___ Given records

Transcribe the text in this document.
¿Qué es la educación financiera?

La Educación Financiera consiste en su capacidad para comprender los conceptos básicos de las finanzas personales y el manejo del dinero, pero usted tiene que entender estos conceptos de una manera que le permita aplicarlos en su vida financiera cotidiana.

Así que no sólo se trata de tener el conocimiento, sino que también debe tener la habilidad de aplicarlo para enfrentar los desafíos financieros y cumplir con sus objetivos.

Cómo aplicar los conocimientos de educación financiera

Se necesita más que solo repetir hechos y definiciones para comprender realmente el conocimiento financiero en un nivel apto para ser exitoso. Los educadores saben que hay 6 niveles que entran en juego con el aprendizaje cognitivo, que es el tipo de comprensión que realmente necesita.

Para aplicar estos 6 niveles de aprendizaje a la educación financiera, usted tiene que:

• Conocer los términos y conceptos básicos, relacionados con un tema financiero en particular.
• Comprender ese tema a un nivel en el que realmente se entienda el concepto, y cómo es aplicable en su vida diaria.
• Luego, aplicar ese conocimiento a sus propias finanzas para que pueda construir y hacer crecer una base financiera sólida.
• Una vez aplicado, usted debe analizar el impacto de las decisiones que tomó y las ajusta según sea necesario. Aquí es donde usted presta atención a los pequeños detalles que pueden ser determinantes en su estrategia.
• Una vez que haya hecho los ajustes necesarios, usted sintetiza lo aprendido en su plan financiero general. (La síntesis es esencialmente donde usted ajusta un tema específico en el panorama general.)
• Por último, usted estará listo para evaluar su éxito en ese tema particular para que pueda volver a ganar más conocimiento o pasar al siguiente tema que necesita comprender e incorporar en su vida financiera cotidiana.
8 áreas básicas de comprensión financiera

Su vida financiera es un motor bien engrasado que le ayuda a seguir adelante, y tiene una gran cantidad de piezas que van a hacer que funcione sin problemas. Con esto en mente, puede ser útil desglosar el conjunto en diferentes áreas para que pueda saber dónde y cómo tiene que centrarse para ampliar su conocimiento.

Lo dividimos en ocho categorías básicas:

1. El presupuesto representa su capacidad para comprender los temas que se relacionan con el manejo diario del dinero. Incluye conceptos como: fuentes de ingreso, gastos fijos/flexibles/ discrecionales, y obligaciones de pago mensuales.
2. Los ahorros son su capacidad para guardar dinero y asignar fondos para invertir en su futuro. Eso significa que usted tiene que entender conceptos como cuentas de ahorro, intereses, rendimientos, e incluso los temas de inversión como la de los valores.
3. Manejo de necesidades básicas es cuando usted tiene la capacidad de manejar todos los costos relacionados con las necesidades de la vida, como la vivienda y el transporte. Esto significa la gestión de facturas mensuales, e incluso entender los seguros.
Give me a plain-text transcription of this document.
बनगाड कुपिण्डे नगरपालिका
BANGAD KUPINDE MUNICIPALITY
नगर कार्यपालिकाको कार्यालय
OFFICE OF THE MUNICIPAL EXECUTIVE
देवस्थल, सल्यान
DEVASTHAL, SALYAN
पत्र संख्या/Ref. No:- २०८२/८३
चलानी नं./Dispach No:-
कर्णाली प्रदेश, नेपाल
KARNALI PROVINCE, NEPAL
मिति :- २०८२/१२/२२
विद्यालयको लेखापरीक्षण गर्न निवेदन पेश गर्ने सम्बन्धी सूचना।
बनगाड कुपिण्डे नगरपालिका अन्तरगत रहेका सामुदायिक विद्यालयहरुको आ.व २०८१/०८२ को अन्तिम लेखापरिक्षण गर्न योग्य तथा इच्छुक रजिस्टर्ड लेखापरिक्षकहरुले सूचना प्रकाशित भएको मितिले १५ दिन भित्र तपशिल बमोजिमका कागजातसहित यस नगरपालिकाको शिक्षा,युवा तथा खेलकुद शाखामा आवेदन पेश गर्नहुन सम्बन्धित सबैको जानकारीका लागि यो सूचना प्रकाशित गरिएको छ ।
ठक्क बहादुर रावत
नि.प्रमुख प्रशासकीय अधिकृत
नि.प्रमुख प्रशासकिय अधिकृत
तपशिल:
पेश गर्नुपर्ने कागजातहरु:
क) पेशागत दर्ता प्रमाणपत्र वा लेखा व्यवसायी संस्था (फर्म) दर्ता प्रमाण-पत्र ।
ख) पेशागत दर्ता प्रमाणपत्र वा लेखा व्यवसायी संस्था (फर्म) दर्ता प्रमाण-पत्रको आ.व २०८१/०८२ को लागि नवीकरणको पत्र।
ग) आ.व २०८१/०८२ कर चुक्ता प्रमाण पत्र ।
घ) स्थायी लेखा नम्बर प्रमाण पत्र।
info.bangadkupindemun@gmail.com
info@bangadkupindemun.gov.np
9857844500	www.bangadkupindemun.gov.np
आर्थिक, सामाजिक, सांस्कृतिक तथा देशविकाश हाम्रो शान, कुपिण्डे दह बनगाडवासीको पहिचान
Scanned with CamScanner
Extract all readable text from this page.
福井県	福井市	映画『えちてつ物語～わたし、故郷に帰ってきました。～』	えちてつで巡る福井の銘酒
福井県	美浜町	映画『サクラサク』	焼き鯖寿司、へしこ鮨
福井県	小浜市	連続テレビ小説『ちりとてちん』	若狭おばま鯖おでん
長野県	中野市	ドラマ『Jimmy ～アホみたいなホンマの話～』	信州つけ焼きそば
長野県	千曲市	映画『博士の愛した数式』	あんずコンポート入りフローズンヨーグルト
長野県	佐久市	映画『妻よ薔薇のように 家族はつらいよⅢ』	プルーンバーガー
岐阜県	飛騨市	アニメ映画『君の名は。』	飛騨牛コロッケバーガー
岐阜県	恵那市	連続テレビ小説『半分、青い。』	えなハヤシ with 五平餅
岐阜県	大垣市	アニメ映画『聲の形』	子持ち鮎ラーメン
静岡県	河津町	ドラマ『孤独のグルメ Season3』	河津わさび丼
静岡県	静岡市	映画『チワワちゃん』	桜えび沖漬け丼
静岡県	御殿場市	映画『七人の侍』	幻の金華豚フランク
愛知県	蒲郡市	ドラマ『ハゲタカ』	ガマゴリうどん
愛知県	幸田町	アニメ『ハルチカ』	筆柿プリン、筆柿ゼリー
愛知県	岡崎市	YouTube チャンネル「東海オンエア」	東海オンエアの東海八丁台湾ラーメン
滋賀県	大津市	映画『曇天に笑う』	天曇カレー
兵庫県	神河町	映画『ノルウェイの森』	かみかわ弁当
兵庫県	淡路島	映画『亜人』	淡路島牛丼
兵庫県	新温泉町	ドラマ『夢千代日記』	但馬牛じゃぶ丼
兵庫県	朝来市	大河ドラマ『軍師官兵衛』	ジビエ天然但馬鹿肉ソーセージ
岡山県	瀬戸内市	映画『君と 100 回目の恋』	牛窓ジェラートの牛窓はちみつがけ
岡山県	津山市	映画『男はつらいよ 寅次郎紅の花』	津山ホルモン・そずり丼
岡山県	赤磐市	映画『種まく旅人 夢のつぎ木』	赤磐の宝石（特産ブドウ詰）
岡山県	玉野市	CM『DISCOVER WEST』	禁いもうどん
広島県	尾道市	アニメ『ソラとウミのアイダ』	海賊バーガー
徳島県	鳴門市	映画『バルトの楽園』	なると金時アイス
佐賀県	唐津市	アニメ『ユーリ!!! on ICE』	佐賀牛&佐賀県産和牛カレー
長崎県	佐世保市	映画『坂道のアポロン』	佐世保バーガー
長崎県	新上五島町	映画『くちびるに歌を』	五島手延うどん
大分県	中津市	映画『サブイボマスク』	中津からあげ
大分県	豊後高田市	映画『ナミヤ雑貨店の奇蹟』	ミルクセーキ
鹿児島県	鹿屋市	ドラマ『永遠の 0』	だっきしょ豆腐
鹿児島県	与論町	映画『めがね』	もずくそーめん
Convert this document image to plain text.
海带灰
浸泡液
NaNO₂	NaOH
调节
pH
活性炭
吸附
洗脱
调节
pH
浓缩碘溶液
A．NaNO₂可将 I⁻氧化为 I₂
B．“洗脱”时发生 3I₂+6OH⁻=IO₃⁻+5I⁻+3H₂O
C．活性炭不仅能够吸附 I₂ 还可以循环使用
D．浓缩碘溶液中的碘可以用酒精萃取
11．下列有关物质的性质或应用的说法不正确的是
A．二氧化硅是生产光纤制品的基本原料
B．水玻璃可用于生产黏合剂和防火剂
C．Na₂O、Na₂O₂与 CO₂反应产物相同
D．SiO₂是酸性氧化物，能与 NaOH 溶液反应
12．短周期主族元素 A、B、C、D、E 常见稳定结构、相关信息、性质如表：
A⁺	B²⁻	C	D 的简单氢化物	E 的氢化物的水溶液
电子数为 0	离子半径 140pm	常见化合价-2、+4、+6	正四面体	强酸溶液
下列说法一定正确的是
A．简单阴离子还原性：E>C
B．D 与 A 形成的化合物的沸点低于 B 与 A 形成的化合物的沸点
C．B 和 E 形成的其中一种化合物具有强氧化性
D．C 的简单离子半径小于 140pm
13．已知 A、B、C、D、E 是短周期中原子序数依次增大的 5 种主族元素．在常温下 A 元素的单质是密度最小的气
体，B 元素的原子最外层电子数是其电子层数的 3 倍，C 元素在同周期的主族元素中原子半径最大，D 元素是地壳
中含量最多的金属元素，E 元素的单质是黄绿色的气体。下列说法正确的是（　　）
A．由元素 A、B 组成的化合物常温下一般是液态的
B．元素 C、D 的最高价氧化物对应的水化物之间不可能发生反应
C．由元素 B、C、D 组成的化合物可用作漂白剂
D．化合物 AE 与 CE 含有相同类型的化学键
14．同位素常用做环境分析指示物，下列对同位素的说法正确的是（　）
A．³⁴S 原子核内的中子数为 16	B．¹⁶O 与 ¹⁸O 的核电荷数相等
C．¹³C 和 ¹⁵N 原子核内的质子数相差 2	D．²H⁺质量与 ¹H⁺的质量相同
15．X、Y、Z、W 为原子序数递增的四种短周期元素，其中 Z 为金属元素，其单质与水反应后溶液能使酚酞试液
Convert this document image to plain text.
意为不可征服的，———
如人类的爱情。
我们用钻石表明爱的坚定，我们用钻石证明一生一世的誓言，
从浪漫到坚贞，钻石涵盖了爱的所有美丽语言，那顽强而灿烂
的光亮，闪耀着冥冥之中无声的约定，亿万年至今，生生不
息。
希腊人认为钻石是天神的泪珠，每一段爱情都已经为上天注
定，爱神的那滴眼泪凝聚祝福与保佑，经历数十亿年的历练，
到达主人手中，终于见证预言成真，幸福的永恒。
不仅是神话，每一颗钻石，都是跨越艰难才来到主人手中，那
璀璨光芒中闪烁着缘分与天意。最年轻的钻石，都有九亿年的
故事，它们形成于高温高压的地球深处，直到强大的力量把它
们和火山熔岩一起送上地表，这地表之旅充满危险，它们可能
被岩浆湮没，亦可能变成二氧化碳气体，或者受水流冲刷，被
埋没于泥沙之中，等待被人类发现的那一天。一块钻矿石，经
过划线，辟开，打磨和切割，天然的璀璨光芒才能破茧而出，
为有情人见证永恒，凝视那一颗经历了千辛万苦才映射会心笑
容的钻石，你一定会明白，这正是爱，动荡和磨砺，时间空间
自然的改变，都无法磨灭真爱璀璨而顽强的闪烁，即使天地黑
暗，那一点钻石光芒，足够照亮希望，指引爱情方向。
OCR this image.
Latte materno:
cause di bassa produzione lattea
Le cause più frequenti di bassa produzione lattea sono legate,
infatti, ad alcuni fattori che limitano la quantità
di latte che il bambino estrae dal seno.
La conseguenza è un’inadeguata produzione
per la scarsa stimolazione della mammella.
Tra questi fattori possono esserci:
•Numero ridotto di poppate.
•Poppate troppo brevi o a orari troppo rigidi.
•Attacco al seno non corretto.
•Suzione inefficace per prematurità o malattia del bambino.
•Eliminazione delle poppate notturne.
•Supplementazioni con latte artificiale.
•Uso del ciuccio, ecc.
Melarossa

______

*Your goal:* State how many lines above contain the string "NaOH", with no other words.

*Result of this task:* 2